Records to process:

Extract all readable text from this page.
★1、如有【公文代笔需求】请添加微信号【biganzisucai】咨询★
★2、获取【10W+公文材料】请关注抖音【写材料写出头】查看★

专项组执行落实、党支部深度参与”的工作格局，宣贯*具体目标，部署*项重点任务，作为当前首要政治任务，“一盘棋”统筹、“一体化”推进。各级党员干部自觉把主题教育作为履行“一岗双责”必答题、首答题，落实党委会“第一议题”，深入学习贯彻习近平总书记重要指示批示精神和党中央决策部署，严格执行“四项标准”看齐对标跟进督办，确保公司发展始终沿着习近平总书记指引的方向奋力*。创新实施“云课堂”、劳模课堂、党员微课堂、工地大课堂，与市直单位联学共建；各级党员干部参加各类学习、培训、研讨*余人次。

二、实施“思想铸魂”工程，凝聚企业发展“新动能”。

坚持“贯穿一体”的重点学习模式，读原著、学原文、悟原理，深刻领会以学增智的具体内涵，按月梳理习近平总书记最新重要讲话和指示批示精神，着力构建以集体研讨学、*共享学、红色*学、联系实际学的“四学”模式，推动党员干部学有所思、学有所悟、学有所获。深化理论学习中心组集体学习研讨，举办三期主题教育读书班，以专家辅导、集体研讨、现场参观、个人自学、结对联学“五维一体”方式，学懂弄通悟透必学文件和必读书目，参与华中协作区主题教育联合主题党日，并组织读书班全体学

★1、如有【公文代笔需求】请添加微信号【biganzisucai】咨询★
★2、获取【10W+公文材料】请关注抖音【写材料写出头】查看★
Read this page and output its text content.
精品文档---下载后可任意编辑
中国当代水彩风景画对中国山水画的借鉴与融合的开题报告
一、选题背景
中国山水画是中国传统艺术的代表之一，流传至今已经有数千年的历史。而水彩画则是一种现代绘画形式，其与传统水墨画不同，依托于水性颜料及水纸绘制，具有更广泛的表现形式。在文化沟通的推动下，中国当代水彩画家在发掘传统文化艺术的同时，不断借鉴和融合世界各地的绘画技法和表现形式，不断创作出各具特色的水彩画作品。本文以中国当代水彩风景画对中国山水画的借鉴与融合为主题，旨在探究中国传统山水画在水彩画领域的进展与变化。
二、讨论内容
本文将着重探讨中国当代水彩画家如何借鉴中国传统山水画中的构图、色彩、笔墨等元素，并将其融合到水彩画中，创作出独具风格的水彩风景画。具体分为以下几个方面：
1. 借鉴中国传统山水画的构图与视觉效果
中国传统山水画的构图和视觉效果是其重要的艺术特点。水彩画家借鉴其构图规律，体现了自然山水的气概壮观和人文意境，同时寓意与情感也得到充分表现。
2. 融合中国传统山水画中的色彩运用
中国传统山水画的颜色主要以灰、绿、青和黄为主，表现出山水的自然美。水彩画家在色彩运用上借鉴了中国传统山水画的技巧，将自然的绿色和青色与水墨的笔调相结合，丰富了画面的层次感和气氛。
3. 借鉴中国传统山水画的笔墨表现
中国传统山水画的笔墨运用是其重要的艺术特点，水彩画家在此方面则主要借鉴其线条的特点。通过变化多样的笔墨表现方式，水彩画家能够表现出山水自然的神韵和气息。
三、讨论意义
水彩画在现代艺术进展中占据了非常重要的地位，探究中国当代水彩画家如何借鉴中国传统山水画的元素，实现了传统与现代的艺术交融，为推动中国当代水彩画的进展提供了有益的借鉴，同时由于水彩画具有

Task directions: Output all of the data above without any alteration.

Answer to the problem:
Extract all readable text from this page.
★1、如有【公文代笔需求】请添加微信号【biganzisucai】咨询★
★2、获取【10W+公文材料】请关注抖音【写材料写出头】查看★

专项组执行落实、党支部深度参与”的工作格局，宣贯*具体目标，部署*项重点任务，作为当前首要政治任务，“一盘棋”统筹、“一体化”推进。各级党员干部自觉把主题教育作为履行“一岗双责”必答题、首答题，落实党委会“第一议题”，深入学习贯彻习近平总书记重要指示批示精神和党中央决策部署，严格执行“四项标准”看齐对标跟进督办，确保公司发展始终沿着习近平总书记指引的方向奋力*。创新实施“云课堂”、劳模课堂、党员微课堂、工地大课堂，与市直单位联学共建；各级党员干部参加各类学习、培训、研讨*余人次。

二、实施“思想铸魂”工程，凝聚企业发展“新动能”。

坚持“贯穿一体”的重点学习模式，读原著、学原文、悟原理，深刻领会以学增智的具体内涵，按月梳理习近平总书记最新重要讲话和指示批示精神，着力构建以集体研讨学、*共享学、红色*学、联系实际学的“四学”模式，推动党员干部学有所思、学有所悟、学有所获。深化理论学习中心组集体学习研讨，举办三期主题教育读书班，以专家辅导、集体研讨、现场参观、个人自学、结对联学“五维一体”方式，学懂弄通悟透必学文件和必读书目，参与华中协作区主题教育联合主题党日，并组织读书班全体学

★1、如有【公文代笔需求】请添加微信号【biganzisucai】咨询★
★2、获取【10W+公文材料】请关注抖音【写材料写出头】查看★
Read this page and output its text content.
精品文档---下载后可任意编辑
中国当代水彩风景画对中国山水画的借鉴与融合的开题报告
一、选题背景
中国山水画是中国传统艺术的代表之一，流传至今已经有数千年的历史。而水彩画则是一种现代绘画形式，其与传统水墨画不同，依托于水性颜料及水纸绘制，具有更广泛的表现形式。在文化沟通的推动下，中国当代水彩画家在发掘传统文化艺术的同时，不断借鉴和融合世界各地的绘画技法和表现形式，不断创作出各具特色的水彩画作品。本文以中国当代水彩风景画对中国山水画的借鉴与融合为主题，旨在探究中国传统山水画在水彩画领域的进展与变化。
二、讨论内容
本文将着重探讨中国当代水彩画家如何借鉴中国传统山水画中的构图、色彩、笔墨等元素，并将其融合到水彩画中，创作出独具风格的水彩风景画。具体分为以下几个方面：
1. 借鉴中国传统山水画的构图与视觉效果
中国传统山水画的构图和视觉效果是其重要的艺术特点。水彩画家借鉴其构图规律，体现了自然山水的气概壮观和人文意境，同时寓意与情感也得到充分表现。
2. 融合中国传统山水画中的色彩运用
中国传统山水画的颜色主要以灰、绿、青和黄为主，表现出山水的自然美。水彩画家在色彩运用上借鉴了中国传统山水画的技巧，将自然的绿色和青色与水墨的笔调相结合，丰富了画面的层次感和气氛。
3. 借鉴中国传统山水画的笔墨表现
中国传统山水画的笔墨运用是其重要的艺术特点，水彩画家在此方面则主要借鉴其线条的特点。通过变化多样的笔墨表现方式，水彩画家能够表现出山水自然的神韵和气息。
三、讨论意义
水彩画在现代艺术进展中占据了非常重要的地位，探究中国当代水彩画家如何借鉴中国传统山水画的元素，实现了传统与现代的艺术交融，为推动中国当代水彩画的进展提供了有益的借鉴，同时由于水彩画具有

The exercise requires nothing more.